[start of Supplied data]

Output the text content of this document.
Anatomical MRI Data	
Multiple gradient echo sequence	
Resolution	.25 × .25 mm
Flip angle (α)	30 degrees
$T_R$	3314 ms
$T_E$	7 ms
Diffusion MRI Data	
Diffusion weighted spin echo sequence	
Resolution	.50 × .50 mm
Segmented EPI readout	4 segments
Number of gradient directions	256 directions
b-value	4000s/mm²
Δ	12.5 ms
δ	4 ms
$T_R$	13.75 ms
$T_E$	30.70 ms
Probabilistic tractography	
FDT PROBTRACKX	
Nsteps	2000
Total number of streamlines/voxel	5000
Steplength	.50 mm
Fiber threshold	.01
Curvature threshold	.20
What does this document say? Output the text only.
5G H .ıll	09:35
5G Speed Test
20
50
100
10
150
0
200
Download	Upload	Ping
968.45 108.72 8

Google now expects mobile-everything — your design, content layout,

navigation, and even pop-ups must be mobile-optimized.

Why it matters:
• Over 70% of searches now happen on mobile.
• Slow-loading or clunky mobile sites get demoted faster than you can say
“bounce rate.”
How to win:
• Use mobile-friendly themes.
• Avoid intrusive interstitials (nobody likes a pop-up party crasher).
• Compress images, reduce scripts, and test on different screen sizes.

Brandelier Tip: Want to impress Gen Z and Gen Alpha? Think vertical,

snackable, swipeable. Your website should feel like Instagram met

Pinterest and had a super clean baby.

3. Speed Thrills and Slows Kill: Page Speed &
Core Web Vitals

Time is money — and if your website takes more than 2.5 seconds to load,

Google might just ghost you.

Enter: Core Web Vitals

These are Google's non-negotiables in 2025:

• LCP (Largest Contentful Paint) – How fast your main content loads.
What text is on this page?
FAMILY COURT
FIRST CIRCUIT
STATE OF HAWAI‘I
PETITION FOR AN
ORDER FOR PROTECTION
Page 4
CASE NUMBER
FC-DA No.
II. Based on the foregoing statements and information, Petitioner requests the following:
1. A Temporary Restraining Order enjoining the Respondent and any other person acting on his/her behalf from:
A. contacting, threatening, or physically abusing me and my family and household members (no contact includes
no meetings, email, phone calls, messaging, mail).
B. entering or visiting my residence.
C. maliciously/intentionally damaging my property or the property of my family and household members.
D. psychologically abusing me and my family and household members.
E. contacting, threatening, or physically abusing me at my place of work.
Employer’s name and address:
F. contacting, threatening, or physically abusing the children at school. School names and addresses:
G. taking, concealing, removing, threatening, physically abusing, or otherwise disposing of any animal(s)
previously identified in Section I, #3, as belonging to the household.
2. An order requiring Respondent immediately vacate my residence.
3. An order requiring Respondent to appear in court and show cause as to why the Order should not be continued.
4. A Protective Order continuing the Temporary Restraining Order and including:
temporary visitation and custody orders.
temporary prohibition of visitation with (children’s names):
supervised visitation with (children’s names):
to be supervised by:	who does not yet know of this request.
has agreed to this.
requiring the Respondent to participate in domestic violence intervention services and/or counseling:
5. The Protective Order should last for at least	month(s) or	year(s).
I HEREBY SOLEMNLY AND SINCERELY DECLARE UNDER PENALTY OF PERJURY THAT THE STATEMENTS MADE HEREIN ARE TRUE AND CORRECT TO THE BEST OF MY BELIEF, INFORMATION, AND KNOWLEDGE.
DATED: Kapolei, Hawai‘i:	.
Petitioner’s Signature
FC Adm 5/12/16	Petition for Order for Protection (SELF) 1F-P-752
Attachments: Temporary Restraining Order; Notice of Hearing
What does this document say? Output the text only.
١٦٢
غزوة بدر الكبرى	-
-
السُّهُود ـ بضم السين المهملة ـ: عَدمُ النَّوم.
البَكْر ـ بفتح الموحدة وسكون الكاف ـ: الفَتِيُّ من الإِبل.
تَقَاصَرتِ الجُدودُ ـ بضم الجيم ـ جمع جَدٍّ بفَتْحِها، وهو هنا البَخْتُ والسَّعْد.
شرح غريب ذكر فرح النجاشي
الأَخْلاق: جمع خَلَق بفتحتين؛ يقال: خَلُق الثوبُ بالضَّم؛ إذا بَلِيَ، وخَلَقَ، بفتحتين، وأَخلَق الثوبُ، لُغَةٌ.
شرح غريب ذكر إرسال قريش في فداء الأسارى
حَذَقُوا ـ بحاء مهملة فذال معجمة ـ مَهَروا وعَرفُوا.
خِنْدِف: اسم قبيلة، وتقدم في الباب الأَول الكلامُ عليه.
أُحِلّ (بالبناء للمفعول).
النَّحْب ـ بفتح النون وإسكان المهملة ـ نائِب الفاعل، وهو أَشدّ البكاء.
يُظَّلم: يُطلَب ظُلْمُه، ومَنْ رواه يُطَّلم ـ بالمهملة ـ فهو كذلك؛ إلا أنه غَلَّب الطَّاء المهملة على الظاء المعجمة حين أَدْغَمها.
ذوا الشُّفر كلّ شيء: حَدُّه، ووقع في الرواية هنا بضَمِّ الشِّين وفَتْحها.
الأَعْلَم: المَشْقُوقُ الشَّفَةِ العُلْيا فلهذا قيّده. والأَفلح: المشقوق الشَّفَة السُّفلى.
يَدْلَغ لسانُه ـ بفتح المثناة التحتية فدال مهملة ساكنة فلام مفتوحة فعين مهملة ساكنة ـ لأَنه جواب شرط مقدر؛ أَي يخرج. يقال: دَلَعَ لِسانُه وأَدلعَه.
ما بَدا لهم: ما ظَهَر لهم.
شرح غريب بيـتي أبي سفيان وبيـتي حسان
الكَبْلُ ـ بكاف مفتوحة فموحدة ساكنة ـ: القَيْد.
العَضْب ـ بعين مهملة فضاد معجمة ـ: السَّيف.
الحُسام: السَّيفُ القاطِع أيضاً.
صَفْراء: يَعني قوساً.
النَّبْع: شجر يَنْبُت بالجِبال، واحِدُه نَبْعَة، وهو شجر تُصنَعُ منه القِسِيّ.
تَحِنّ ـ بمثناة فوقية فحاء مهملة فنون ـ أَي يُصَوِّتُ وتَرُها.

[end of Supplied data]

# Work to complete
Pull out all lines from the entries above that include the word "Resolution".

# Result
Resolution	.25 × .25 mm
Resolution	.50 × .50 mm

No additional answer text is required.